**Record set**
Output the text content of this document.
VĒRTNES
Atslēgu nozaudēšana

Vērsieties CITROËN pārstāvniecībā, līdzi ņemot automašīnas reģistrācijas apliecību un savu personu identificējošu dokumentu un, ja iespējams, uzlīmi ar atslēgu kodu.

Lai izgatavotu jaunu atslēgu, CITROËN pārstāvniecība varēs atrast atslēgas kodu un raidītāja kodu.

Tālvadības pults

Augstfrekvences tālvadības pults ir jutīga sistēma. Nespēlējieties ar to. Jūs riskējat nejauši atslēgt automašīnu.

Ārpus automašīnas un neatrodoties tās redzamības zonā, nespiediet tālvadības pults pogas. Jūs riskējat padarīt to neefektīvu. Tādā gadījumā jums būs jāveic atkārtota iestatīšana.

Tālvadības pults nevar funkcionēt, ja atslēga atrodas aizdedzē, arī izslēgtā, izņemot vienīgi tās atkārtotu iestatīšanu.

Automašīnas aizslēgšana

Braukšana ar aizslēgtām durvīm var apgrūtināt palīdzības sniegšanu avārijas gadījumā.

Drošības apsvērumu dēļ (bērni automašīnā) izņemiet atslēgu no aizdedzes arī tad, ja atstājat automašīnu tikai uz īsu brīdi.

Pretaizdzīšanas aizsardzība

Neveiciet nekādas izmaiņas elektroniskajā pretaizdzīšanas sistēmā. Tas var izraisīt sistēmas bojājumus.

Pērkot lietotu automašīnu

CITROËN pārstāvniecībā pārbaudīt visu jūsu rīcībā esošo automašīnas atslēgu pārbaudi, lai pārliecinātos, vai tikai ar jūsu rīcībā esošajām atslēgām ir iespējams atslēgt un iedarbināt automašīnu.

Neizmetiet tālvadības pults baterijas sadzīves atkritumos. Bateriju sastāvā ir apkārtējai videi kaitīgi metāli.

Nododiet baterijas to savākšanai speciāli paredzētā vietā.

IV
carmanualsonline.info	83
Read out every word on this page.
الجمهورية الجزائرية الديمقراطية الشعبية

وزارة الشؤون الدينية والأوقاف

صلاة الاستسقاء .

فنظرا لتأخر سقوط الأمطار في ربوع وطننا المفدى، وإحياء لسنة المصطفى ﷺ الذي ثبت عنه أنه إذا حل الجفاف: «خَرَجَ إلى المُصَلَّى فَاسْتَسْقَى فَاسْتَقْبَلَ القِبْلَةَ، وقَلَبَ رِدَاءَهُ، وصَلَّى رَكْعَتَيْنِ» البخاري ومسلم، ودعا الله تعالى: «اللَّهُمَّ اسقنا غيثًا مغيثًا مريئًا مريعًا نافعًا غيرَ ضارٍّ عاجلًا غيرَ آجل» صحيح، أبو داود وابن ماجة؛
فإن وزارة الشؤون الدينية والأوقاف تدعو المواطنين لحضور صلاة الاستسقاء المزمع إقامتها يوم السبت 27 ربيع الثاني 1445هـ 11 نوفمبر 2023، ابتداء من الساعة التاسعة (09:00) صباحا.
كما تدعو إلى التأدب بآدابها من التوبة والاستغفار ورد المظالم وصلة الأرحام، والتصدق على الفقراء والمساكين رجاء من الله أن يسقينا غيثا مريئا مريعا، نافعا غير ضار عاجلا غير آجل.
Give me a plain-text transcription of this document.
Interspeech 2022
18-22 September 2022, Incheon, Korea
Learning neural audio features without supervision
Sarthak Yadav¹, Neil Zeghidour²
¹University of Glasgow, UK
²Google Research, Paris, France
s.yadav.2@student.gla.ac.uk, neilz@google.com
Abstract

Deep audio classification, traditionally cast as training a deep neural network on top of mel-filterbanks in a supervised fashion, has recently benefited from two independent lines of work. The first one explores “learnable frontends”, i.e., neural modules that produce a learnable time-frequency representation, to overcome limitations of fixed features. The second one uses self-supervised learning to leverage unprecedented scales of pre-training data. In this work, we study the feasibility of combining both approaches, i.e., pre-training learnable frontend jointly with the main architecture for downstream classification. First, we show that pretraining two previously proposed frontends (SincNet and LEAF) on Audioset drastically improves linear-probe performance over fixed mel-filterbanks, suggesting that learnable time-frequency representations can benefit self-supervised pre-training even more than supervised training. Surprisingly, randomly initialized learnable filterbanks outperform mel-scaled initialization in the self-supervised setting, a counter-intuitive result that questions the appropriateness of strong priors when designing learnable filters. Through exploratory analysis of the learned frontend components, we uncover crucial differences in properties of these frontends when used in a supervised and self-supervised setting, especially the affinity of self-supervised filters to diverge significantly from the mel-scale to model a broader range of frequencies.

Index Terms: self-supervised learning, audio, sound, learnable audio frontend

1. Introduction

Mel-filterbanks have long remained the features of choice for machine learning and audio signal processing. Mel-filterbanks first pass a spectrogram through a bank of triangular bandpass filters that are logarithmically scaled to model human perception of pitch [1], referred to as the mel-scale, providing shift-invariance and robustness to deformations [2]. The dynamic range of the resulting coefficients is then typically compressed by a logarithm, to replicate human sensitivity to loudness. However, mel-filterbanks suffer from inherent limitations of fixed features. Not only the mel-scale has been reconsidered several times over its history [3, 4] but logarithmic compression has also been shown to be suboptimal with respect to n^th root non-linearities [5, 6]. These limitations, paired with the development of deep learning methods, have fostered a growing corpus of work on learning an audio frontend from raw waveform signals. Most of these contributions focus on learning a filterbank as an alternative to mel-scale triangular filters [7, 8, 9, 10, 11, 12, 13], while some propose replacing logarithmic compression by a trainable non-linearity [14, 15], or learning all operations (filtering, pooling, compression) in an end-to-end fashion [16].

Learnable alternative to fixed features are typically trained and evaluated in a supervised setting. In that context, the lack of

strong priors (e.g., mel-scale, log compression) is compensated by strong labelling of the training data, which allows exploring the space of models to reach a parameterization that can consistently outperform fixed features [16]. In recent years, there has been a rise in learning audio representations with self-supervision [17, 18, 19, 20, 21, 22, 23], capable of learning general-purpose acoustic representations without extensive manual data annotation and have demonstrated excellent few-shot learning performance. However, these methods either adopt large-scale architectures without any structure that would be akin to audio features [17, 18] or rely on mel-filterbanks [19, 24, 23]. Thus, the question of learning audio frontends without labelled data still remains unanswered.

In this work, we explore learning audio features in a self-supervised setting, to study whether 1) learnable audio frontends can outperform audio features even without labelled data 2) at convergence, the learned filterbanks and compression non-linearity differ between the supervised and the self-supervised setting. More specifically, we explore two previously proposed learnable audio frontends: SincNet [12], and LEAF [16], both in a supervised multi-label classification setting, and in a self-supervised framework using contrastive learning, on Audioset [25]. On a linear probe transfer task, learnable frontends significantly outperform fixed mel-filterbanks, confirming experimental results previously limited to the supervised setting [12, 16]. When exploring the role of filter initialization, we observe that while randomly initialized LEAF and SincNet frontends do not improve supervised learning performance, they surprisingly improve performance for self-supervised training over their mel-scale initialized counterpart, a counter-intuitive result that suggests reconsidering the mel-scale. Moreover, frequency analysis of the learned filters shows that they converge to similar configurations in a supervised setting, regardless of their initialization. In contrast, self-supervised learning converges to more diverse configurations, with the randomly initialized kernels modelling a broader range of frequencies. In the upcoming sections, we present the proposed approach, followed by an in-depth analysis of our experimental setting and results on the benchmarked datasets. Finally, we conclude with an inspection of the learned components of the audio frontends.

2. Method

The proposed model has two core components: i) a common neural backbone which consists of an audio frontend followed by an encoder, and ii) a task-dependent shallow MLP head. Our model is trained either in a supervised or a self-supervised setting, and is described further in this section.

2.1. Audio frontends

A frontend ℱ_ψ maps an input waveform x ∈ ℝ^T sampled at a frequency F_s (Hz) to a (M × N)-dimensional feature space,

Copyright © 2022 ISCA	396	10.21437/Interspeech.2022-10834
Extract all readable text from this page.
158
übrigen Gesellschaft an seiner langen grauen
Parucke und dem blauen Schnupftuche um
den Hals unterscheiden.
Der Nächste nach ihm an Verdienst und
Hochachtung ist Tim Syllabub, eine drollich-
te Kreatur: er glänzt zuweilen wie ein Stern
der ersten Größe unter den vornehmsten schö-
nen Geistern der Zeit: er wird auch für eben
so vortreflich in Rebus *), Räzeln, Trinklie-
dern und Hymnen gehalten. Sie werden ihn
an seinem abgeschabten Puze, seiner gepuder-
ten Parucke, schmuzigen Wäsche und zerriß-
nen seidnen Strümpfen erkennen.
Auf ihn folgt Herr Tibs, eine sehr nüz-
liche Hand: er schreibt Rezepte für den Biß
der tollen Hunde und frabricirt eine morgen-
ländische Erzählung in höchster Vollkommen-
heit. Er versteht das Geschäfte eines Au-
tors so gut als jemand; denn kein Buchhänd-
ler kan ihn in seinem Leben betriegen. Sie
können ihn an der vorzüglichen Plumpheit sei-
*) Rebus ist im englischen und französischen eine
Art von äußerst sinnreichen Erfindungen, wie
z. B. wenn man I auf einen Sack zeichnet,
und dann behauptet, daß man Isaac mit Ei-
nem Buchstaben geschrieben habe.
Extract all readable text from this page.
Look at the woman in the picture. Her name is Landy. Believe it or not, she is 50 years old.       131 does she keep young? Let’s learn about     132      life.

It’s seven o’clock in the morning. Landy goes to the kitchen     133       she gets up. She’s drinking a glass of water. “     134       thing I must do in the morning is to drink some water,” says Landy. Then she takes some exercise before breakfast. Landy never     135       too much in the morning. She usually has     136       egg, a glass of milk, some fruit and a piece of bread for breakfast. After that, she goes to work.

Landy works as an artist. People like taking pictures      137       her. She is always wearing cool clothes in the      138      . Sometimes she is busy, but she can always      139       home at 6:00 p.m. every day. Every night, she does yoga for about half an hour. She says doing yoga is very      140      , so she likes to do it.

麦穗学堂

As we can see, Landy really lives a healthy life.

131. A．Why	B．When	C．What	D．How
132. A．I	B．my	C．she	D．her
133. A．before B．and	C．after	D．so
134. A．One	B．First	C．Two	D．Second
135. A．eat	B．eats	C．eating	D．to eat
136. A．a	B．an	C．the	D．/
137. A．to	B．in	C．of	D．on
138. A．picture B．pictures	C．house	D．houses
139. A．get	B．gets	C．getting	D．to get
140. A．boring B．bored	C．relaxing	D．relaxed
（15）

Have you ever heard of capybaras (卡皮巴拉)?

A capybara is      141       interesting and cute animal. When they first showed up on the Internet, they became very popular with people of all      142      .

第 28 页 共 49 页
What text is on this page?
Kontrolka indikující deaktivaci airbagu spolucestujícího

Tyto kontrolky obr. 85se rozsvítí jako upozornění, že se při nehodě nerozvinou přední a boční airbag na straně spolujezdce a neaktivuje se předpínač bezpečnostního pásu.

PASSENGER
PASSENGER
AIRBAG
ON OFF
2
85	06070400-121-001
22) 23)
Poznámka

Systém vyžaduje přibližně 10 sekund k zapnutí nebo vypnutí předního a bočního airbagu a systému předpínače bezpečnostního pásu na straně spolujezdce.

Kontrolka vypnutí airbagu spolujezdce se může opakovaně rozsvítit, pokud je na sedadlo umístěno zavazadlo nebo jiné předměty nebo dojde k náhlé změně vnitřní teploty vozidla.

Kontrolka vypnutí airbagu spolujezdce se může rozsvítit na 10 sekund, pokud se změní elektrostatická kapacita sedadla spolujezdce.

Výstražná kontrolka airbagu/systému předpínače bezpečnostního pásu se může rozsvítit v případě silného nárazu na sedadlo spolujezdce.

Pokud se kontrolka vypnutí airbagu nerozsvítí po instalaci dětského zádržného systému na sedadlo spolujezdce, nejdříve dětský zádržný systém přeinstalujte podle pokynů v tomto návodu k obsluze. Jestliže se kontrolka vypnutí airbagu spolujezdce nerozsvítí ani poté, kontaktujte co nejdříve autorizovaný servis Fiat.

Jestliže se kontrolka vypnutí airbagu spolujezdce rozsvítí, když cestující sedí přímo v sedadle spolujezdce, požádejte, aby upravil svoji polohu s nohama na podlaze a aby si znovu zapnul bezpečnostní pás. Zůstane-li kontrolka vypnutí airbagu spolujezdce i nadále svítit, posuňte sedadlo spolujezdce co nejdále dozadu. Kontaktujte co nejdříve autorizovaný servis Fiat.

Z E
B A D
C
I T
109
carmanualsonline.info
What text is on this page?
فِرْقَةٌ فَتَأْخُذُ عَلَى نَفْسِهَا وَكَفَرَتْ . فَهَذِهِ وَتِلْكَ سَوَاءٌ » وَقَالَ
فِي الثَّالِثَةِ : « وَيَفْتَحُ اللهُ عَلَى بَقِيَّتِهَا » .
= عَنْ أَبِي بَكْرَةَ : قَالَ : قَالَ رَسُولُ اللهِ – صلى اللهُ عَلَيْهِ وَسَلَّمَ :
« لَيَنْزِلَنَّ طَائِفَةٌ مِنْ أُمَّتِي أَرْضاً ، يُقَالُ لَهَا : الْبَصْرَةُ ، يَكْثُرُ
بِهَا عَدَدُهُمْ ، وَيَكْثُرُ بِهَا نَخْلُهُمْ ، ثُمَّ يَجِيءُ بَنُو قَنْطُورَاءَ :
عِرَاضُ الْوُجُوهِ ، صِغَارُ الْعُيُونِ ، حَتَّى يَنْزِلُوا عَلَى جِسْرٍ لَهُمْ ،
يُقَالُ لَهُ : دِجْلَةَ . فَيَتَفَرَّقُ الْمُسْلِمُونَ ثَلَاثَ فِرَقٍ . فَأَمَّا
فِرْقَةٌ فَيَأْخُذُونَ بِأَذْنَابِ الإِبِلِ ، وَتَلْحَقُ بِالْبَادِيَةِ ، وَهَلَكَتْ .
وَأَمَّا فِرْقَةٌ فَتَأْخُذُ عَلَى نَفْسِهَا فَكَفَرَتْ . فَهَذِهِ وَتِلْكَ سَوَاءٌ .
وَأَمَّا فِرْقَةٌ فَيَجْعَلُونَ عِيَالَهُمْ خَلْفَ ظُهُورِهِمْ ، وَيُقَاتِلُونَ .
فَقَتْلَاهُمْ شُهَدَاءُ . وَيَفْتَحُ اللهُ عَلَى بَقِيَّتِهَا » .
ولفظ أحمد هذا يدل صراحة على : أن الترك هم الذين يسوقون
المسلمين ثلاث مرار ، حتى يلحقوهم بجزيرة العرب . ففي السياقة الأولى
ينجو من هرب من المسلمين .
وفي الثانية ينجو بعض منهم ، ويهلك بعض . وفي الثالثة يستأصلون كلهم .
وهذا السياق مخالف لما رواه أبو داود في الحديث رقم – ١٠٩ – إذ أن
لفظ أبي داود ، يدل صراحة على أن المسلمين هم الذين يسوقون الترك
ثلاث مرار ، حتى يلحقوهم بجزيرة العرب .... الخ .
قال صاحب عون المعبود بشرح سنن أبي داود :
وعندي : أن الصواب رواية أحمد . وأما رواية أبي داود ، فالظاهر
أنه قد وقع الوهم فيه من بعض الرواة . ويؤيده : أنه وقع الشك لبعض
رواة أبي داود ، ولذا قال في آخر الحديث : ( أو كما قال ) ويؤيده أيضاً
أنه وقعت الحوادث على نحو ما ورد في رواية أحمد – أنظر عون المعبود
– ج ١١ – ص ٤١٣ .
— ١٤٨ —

**Work required**
In the entries above, identify each line that includes the string "أحمد", then copy it.

**Correct response**
ولفظ أحمد هذا يدل صراحة على : أن الترك هم الذين يسوقون
وعندي : أن الصواب رواية أحمد . وأما رواية أبي داود ، فالظاهر
أنه وقعت الحوادث على نحو ما ورد في رواية أحمد – أنظر عون المعبود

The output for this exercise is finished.